▶ [ТЕКСТ СТРАНИЦЫ]
--------------------------------------------------

Кырлежев осознает, что в ситуации современного российского православия, в котором преобладает богословский антимодернизм, постсекулярная теория слишком часто интерпретируется как «основание для религиозного реванша в социополитической сфере», она может даже «стать препятствием для формирования политической теологии… откликающейся на процессы секуляризации»[560]
.Понятие постсекулярного и связанные с ним теории были введены в российский контекст для осмысления постсоветского опыта. Изначально это была академическая попытка понять причины окончания советской секуляризации и возрастания социальной значимости религии в российском контексте. Постсекулярная теория позволяла предположить, что Россия переживала не просто «религиозное возрождение», не просто возвращение к докоммунистическим формам религиозности и государственно-церковных отношений, но более фундаментальную трансформацию, затрагивающую само деление на религиозное и светское. Нормативное измерение данной теории подразумевало появление новых креативных пространств постсекулярности, в которых могли бы возникнуть новые формы религии, политической теологии и государственно-конфессиональных отношений, что позволило бы уйти от привычных досоветских и советских форм. Эти новые формы были бы постсекулярными и пострелигиозными по отношению к устаревшим домодерным и модерным концептуализациям религиозного и светского. В общем, теория постсекулярного содержала в себе обещание религиозного расцвета. Она также подразумевала расцвет альтернативных мировоззрений и плюрализма как такового, однако этот последний момент был намеренно проигнорирован тогда, когда этот концепт перекочевал в официальный дискурс РПЦ.

--------------------------------------------------

▶ [ЗАДАНИЕ 1] Выведите без изменений строки перечня от его начала до строки, содержащей «393 531 434</box>», включая обе границы.

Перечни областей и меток
--------------------------------------------------

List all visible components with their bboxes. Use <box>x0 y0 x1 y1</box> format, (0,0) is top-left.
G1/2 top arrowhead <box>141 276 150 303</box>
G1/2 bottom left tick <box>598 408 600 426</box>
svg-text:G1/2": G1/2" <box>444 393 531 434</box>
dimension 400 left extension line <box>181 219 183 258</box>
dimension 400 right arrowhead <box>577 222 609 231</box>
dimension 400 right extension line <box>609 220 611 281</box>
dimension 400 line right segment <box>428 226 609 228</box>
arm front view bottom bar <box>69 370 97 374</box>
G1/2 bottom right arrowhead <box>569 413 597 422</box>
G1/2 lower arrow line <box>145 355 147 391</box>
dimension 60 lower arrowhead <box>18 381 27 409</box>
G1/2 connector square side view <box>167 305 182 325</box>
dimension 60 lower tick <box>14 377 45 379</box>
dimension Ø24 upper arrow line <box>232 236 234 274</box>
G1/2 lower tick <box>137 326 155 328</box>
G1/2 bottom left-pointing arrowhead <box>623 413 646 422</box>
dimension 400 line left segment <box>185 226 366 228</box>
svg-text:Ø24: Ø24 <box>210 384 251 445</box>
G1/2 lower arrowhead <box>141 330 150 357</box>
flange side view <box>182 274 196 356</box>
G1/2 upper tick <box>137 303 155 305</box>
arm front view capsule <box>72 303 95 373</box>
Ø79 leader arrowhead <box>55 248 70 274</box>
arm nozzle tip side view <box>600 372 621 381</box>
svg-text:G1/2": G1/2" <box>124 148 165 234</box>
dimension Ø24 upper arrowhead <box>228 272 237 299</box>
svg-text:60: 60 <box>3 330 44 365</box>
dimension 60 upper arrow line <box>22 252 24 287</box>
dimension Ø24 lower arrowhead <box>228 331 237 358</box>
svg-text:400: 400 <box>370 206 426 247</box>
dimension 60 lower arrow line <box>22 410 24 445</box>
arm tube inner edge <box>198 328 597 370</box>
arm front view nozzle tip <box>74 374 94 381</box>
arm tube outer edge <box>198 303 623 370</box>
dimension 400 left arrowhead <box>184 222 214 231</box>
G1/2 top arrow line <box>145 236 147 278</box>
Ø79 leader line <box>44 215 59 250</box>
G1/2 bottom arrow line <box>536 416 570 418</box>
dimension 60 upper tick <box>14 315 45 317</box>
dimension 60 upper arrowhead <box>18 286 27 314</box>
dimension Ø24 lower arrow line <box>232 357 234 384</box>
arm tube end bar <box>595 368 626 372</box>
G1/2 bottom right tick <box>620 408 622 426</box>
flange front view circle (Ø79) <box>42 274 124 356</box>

--------------------------------------------------

▶ [ЗАДАНИЕ 2] Переведите на английский язык предложение из текста о постсекулярной теории: «В общем, теория постсекулярного содержала в себе обещание религиозного расцвета».

▶ [ОБРАЗЕЦ ОТВЕТА 1]
List all visible components with their bboxes. Use <box>x0 y0 x1 y1</box> format, (0,0) is top-left.
G1/2 top arrowhead <box>141 276 150 303</box>
G1/2 bottom left tick <box>598 408 600 426</box>
svg-text:G1/2": G1/2" <box>444 393 531 434</box>

▶ [ОБРАЗЕЦ ОТВЕТА 2] In general, the theory of the postsecular contained within itself the promise of a religious flourishing.